Write every record out again exactly, and keep images out of it.

**** Material for this exercise

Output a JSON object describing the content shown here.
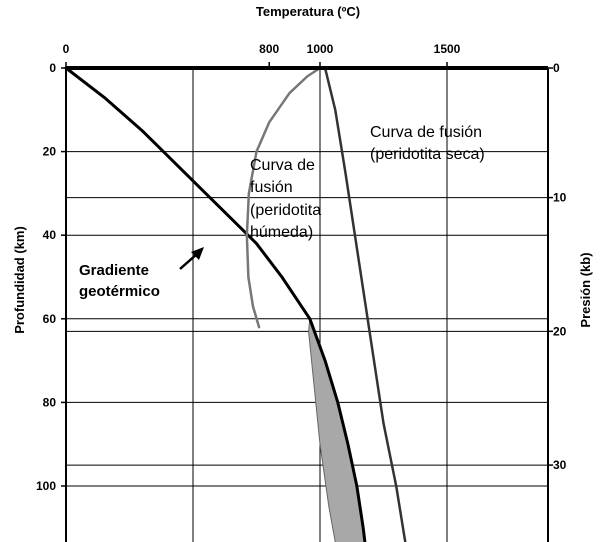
{
  "chart_data": {
    "type": "line",
    "title": "",
    "xlabel": "Temperatura (ºC)",
    "ylabel": "Profundidad (km)",
    "y2label": "Presión (kb)",
    "xlim": [
      0,
      1850
    ],
    "ylim": [
      0,
      115
    ],
    "x_ticks": [
      0,
      800,
      1000,
      1500
    ],
    "x_tick_labels": [
      "0",
      "800",
      "1000",
      "1500"
    ],
    "y_ticks": [
      0,
      20,
      40,
      60,
      80,
      100
    ],
    "y_tick_labels": [
      "0",
      "20",
      "40",
      "60",
      "80",
      "100"
    ],
    "y2_ticks": [
      {
        "label": "0",
        "depth": 0
      },
      {
        "label": "10",
        "depth": 31
      },
      {
        "label": "20",
        "depth": 63
      },
      {
        "label": "30",
        "depth": 95
      }
    ],
    "x_grid": [
      500,
      1000,
      1500
    ],
    "y_grid": [
      20,
      40,
      60,
      80,
      100
    ],
    "y2_grid": [
      31,
      63,
      95
    ],
    "series": [
      {
        "id": "geotherm",
        "color": "#000000",
        "points": [
          [
            0,
            0
          ],
          [
            150,
            7
          ],
          [
            300,
            15
          ],
          [
            450,
            24
          ],
          [
            600,
            33
          ],
          [
            750,
            42
          ],
          [
            850,
            50
          ],
          [
            960,
            60
          ],
          [
            1020,
            70
          ],
          [
            1070,
            80
          ],
          [
            1110,
            90
          ],
          [
            1145,
            100
          ],
          [
            1170,
            110
          ],
          [
            1180,
            115
          ]
        ]
      },
      {
        "id": "wet-solidus",
        "color": "#777777",
        "points": [
          [
            1000,
            0
          ],
          [
            950,
            2
          ],
          [
            880,
            6
          ],
          [
            800,
            13
          ],
          [
            750,
            20
          ],
          [
            720,
            30
          ],
          [
            712,
            40
          ],
          [
            718,
            50
          ],
          [
            736,
            57
          ],
          [
            760,
            62
          ]
        ]
      },
      {
        "id": "dry-solidus",
        "color": "#333333",
        "points": [
          [
            1020,
            0
          ],
          [
            1060,
            10
          ],
          [
            1100,
            25
          ],
          [
            1150,
            45
          ],
          [
            1200,
            65
          ],
          [
            1250,
            85
          ],
          [
            1300,
            100
          ],
          [
            1340,
            115
          ]
        ]
      }
    ],
    "shaded_region": {
      "color": "#a8a8a8",
      "label": "",
      "points": [
        [
          960,
          60
        ],
        [
          1020,
          70
        ],
        [
          1070,
          80
        ],
        [
          1110,
          90
        ],
        [
          1145,
          100
        ],
        [
          1170,
          110
        ],
        [
          1180,
          115
        ],
        [
          1065,
          115
        ],
        [
          1035,
          105
        ],
        [
          1000,
          90
        ],
        [
          975,
          75
        ],
        [
          955,
          63
        ]
      ]
    },
    "annotations": [
      {
        "id": "annot-wet",
        "lines": [
          "Curva de",
          " fusión",
          "(peridotita",
          "húmeda)"
        ]
      },
      {
        "id": "annot-dry",
        "lines": [
          "Curva de fusión",
          "(peridotita seca)"
        ]
      },
      {
        "id": "annot-geo",
        "lines": [
          "Gradiente",
          "geotérmico"
        ]
      }
    ]
  }
}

********

■ **Response to this exercise**:
Output a JSON object describing the content shown here.
{
  "chart_data": {
    "type": "line",
    "title": "",
    "xlabel": "Temperatura (ºC)",
    "ylabel": "Profundidad (km)",
    "y2label": "Presión (kb)",
    "xlim": [
      0,
      1850
    ],
    "ylim": [
      0,
      115
    ],
    "x_ticks": [
      0,
      800,
      1000,
      1500
    ],
    "x_tick_labels": [
      "0",
      "800",
      "1000",
      "1500"
    ],
    "y_ticks": [
      0,
      20,
      40,
      60,
      80,
      100
    ],
    "y_tick_labels": [
      "0",
      "20",
      "40",
      "60",
      "80",
      "100"
    ],
    "y2_ticks": [
      {
        "label": "0",
        "depth": 0
      },
      {
        "label": "10",
        "depth": 31
      },
      {
        "label": "20",
        "depth": 63
      },
      {
        "label": "30",
        "depth": 95
      }
    ],
    "x_grid": [
      500,
      1000,
      1500
    ],
    "y_grid": [
      20,
      40,
      60,
      80,
      100
    ],
    "y2_grid": [
      31,
      63,
      95
    ],
    "series": [
      {
        "id": "geotherm",
        "color": "#000000",
        "points": [
          [
            0,
            0
          ],
          [
            150,
            7
          ],
          [
            300,
            15
          ],
          [
            450,
            24
          ],
          [
            600,
            33
          ],
          [
            750,
            42
          ],
          [
            850,
            50
          ],
          [
            960,
            60
          ],
          [
            1020,
            70
          ],
          [
            1070,
            80
          ],
          [
            1110,
            90
          ],
          [
            1145,
            100
          ],
          [
            1170,
            110
          ],
          [
            1180,
            115
          ]
        ]
      },
      {
        "id": "wet-solidus",
        "color": "#777777",
        "points": [
          [
            1000,
            0
          ],
          [
            950,
            2
          ],
          [
            880,
            6
          ],
          [
            800,
            13
          ],
          [
            750,
            20
          ],
          [
            720,
            30
          ],
          [
            712,
            40
          ],
          [
            718,
            50
          ],
          [
            736,
            57
          ],
          [
            760,
            62
          ]
        ]
      },
      {
        "id": "dry-solidus",
        "color": "#333333",
        "points": [
          [
            1020,
            0
          ],
          [
            1060,
            10
          ],
          [
            1100,
            25
          ],
          [
            1150,
            45
          ],
          [
            1200,
            65
          ],
          [
            1250,
            85
          ],
          [
            1300,
            100
          ],
          [
            1340,
            115
          ]
        ]
      }
    ],
    "shaded_region": {
      "color": "#a8a8a8",
      "label": "",
      "points": [
        [
          960,
          60
        ],
        [
          1020,
          70
        ],
        [
          1070,
          80
        ],
        [
          1110,
          90
        ],
        [
          1145,
          100
        ],
        [
          1170,
          110
        ],
        [
          1180,
          115
        ],
        [
          1065,
          115
        ],
        [
          1035,
          105
        ],
        [
          1000,
          90
        ],
        [
          975,
          75
        ],
        [
          955,
          63
        ]
      ]
    },
    "annotations": [
      {
        "id": "annot-wet",
        "lines": [
          "Curva de",
          " fusión",
          "(peridotita",
          "húmeda)"
        ]
      },
      {
        "id": "annot-dry",
        "lines": [
          "Curva de fusión",
          "(peridotita seca)"
        ]
      },
      {
        "id": "annot-geo",
        "lines": [
          "Gradiente",
          "geotérmico"
        ]
      }
    ]
  }
}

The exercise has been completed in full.